> MATERIAL SUPPLIED:
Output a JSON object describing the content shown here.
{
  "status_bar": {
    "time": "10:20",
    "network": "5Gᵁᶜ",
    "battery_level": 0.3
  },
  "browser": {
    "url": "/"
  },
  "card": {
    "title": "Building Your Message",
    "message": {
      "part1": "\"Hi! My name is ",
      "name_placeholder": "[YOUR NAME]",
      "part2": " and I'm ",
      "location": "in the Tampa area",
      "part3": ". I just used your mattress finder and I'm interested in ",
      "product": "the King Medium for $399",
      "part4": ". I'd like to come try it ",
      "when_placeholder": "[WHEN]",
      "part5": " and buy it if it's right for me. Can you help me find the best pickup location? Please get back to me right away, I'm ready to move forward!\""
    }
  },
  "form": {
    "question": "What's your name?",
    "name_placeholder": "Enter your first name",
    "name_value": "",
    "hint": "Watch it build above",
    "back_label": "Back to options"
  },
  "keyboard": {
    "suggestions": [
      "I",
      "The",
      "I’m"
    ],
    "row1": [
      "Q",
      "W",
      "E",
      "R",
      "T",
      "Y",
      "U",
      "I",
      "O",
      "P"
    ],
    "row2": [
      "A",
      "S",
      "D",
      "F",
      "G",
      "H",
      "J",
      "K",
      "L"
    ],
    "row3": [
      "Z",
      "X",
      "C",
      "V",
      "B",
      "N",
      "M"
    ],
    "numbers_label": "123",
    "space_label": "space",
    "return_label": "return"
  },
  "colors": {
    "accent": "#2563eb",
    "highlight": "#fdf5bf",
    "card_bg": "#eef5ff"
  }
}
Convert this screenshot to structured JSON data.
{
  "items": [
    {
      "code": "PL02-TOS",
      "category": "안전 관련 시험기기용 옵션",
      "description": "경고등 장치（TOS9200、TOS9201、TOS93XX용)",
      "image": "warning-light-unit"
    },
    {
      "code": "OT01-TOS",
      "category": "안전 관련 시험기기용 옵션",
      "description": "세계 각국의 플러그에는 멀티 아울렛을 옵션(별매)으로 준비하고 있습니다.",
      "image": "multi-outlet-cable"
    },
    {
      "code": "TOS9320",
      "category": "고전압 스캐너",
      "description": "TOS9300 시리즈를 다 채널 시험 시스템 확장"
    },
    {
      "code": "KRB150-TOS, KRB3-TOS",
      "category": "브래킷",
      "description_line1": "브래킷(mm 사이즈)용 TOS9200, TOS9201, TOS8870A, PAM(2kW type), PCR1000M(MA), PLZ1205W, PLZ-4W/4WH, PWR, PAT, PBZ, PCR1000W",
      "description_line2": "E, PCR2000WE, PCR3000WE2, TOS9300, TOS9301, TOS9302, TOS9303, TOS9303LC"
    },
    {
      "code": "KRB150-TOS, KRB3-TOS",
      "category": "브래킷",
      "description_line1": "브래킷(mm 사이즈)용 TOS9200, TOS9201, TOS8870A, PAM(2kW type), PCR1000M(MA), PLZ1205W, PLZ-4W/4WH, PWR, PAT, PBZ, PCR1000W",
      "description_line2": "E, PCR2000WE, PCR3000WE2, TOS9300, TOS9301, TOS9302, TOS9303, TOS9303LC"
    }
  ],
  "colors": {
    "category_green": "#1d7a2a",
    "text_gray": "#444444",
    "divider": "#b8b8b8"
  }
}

> WHAT TO WORK ON:
Go through the records and print each one exactly.

> FINAL ANSWER:
Output a JSON object describing the content shown here.
{
  "status_bar": {
    "time": "10:20",
    "network": "5Gᵁᶜ",
    "battery_level": 0.3
  },
  "browser": {
    "url": "/"
  },
  "card": {
    "title": "Building Your Message",
    "message": {
      "part1": "\"Hi! My name is ",
      "name_placeholder": "[YOUR NAME]",
      "part2": " and I'm ",
      "location": "in the Tampa area",
      "part3": ". I just used your mattress finder and I'm interested in ",
      "product": "the King Medium for $399",
      "part4": ". I'd like to come try it ",
      "when_placeholder": "[WHEN]",
      "part5": " and buy it if it's right for me. Can you help me find the best pickup location? Please get back to me right away, I'm ready to move forward!\""
    }
  },
  "form": {
    "question": "What's your name?",
    "name_placeholder": "Enter your first name",
    "name_value": "",
    "hint": "Watch it build above",
    "back_label": "Back to options"
  },
  "keyboard": {
    "suggestions": [
      "I",
      "The",
      "I’m"
    ],
    "row1": [
      "Q",
      "W",
      "E",
      "R",
      "T",
      "Y",
      "U",
      "I",
      "O",
      "P"
    ],
    "row2": [
      "A",
      "S",
      "D",
      "F",
      "G",
      "H",
      "J",
      "K",
      "L"
    ],
    "row3": [
      "Z",
      "X",
      "C",
      "V",
      "B",
      "N",
      "M"
    ],
    "numbers_label": "123",
    "space_label": "space",
    "return_label": "return"
  },
  "colors": {
    "accent": "#2563eb",
    "highlight": "#fdf5bf",
    "card_bg": "#eef5ff"
  }
}
Convert this screenshot to structured JSON data.
{
  "items": [
    {
      "code": "PL02-TOS",
      "category": "안전 관련 시험기기용 옵션",
      "description": "경고등 장치（TOS9200、TOS9201、TOS93XX용)",
      "image": "warning-light-unit"
    },
    {
      "code": "OT01-TOS",
      "category": "안전 관련 시험기기용 옵션",
      "description": "세계 각국의 플러그에는 멀티 아울렛을 옵션(별매)으로 준비하고 있습니다.",
      "image": "multi-outlet-cable"
    },
    {
      "code": "TOS9320",
      "category": "고전압 스캐너",
      "description": "TOS9300 시리즈를 다 채널 시험 시스템 확장"
    },
    {
      "code": "KRB150-TOS, KRB3-TOS",
      "category": "브래킷",
      "description_line1": "브래킷(mm 사이즈)용 TOS9200, TOS9201, TOS8870A, PAM(2kW type), PCR1000M(MA), PLZ1205W, PLZ-4W/4WH, PWR, PAT, PBZ, PCR1000W",
      "description_line2": "E, PCR2000WE, PCR3000WE2, TOS9300, TOS9301, TOS9302, TOS9303, TOS9303LC"
    },
    {
      "code": "KRB150-TOS, KRB3-TOS",
      "category": "브래킷",
      "description_line1": "브래킷(mm 사이즈)용 TOS9200, TOS9201, TOS8870A, PAM(2kW type), PCR1000M(MA), PLZ1205W, PLZ-4W/4WH, PWR, PAT, PBZ, PCR1000W",
      "description_line2": "E, PCR2000WE, PCR3000WE2, TOS9300, TOS9301, TOS9302, TOS9303, TOS9303LC"
    }
  ],
  "colors": {
    "category_green": "#1d7a2a",
    "text_gray": "#444444",
    "divider": "#b8b8b8"
  }
}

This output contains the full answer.